Zadanie a: Czy podasz jako listę JSON napisów wpisy od wiersza z „Patent image size: (714, 998).” do wiersza z „The square through hole 16 is at (203, 133).”, włącznie z oboma, po jednym napisie na każdy wiersz i bez pustych wierszy?

Fragment tekstu:
M. P. Jaka jest Pana  opinia o sytuacji politycznej w Chorwacji? Czy jest tam miejsce dla władzy politycznej, która w swoim programie ma wartości konserwatywne i jest przyjazna Międzymorza?

 L. M. Chorwacka polityka jest dziś zdominowana przez Chorwacką Unię Demokratyczną (HDZ), centroprawicową partię blisko spokrewnioną z niemiecką CDU i podobną w poglądach politycznych do tej Platformy Obywatelskiej Donalda Tuska, która straciła władzę w 2014 roku. Opozycja dzieli się na lewicową i prawicową. Po lewej stronie znajdują się Partia Socjaldemokratyczna (byli komuniści) i Možemo! (zielona lewica). Prawicowa opozycja składa się z partii Most (partia liberalno-konserwatywna i antykorupcyjna), Ruchu Ojczyzny i Chorwackich Suwerenistów (narodowi konserwatyści). Ponieważ nie ma praktycznie żadnej możliwości szerokiej współpracy między partiami opozycyjnymi, Chorwacka Unia Demokratyczna rządzi krajem z  poparciem społecznym zaledwie 30% i z pomocą posłów mniejszości etnicznych.

Zapisane dane:
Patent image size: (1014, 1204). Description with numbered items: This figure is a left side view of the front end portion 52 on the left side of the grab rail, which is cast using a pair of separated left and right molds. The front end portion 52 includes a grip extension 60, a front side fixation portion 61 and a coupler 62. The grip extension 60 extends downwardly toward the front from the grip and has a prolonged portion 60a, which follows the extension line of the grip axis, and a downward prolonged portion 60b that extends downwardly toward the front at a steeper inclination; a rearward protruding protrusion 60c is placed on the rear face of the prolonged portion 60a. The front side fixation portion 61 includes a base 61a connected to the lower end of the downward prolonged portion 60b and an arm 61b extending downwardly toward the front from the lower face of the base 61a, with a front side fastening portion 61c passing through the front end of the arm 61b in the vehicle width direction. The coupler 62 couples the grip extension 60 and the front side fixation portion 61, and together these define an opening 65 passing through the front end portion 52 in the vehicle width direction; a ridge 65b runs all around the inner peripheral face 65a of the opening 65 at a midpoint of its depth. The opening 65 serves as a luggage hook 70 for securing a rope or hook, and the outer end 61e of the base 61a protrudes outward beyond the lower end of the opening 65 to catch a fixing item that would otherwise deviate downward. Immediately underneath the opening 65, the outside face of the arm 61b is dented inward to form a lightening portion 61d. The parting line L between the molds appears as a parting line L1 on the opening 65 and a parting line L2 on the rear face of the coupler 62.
--
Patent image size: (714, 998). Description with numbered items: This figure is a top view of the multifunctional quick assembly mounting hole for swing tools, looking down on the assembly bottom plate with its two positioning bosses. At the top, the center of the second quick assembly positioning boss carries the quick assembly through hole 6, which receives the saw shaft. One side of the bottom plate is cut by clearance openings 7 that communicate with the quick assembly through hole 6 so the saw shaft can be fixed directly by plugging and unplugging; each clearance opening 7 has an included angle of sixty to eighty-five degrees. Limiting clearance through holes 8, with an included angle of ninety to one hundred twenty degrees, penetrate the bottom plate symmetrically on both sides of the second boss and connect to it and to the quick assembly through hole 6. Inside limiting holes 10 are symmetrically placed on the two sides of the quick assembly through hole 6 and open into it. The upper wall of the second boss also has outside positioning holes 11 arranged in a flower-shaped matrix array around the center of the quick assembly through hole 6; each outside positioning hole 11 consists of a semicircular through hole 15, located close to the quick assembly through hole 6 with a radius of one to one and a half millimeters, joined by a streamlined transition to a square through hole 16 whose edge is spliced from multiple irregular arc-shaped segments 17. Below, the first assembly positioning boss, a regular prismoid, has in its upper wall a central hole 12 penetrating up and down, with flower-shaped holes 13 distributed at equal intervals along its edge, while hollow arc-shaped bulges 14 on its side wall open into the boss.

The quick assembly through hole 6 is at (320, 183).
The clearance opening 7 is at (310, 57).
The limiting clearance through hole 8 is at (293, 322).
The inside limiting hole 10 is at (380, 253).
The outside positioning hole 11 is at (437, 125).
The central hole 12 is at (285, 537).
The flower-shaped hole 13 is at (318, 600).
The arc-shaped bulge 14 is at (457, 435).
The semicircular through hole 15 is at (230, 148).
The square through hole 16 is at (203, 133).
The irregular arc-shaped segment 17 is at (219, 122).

Zadanie b: Jak mógłby brzmieć dalszy ciąg tekstu o chorwackiej polityce, napisany od miejsca po jego ostatnim zdaniu?

Oczekiwany wynik a:
[
  "Patent image size: (714, 998). Description with numbered items: This figure is a top view of the multifunctional quick assembly mounting hole for swing tools, looking down on the assembly bottom plate with its two positioning bosses. At the top, the center of the second quick assembly positioning boss carries the quick assembly through hole 6, which receives the saw shaft. One side of the bottom plate is cut by clearance openings 7 that communicate with the quick assembly through hole 6 so the saw shaft can be fixed directly by plugging and unplugging; each clearance opening 7 has an included angle of sixty to eighty-five degrees. Limiting clearance through holes 8, with an included angle of ninety to one hundred twenty degrees, penetrate the bottom plate symmetrically on both sides of the second boss and connect to it and to the quick assembly through hole 6. Inside limiting holes 10 are symmetrically placed on the two sides of the quick assembly through hole 6 and open into it. The upper wall of the second boss also has outside positioning holes 11 arranged in a flower-shaped matrix array around the center of the quick assembly through hole 6; each outside positioning hole 11 consists of a semicircular through hole 15, located close to the quick assembly through hole 6 with a radius of one to one and a half millimeters, joined by a streamlined transition to a square through hole 16 whose edge is spliced from multiple irregular arc-shaped segments 17. Below, the first assembly positioning boss, a regular prismoid, has in its upper wall a central hole 12 penetrating up and down, with flower-shaped holes 13 distributed at equal intervals along its edge, while hollow arc-shaped bulges 14 on its side wall open into the boss.",
  "The quick assembly through hole 6 is at (320, 183).",
  "The clearance opening 7 is at (310, 57).",
  "The limiting clearance through hole 8 is at (293, 322).",
  "The inside limiting hole 10 is at (380, 253).",
  "The outside positioning hole 11 is at (437, 125).",
  "The central hole 12 is at (285, 537).",
  "The flower-shaped hole 13 is at (318, 600).",
  "The arc-shaped bulge 14 is at (457, 435).",
  "The semicircular through hole 15 is at (230, 148).",
  "The square through hole 16 is at (203, 133)."
]

Oczekiwany wynik b:
 Jeśli chodzi o ideę Intermarium, ma ona swoich zwolenników w kilku partiach, zwłaszcza w HDZ, Chorwackich Suwerenistach i Moście, ale pozostaje na marginesie chorwackiego dyskursu politycznego. Była prezydent Chorwacji Kolinda Grabar Kitarović była znana ze swojego silnego poparcia dla Międzymorza i działań na rzecz utworzenia Inicjatywy Trzech Mórz, ale, niestety, po jej przegranej z urzędującym prezydentem Zoranem Milanoviciem projekt ten wydaje się mieć drugorzędne znaczenie dla chorwackiego rządu. Prezydent Milanović jest szczególnie krytycznie nastawiony do tej idei, opowiadając się za stanowiskiem bliskim zarówno Moskwie, jak i Brukseli.

 M.P. Czego oczekują prorosyjscy politycy od prorosyjskiego programu politycznego? Czego Chorwacja może oczekiwać od Rosji?

 L.M. Wpływy rosyjskie w chorwackiej polityce są stosunkowo silne i wykraczają poza konflikty ideologiczne. Opierają się one głównie na potędze gospodarczej Prvo plinarsko društvo (PPD), prywatnej firmy, która jest chorwacką placówką Gazpromu. PPD ma silne powiązania z niektórymi frakcjami rządzącej HDZ, a także z opozycyjną Chorwacką Partią Ludową (lewicowo-liberalną) i Ruchem Ojczyzny (narodowo-konserwatywną). Zoran Milanović, urzędujący prezydent i były premier Chorwacji, również ma długą historię współpracy z Rosją i mianowania rosyjskich kadr w aparacie państwowym.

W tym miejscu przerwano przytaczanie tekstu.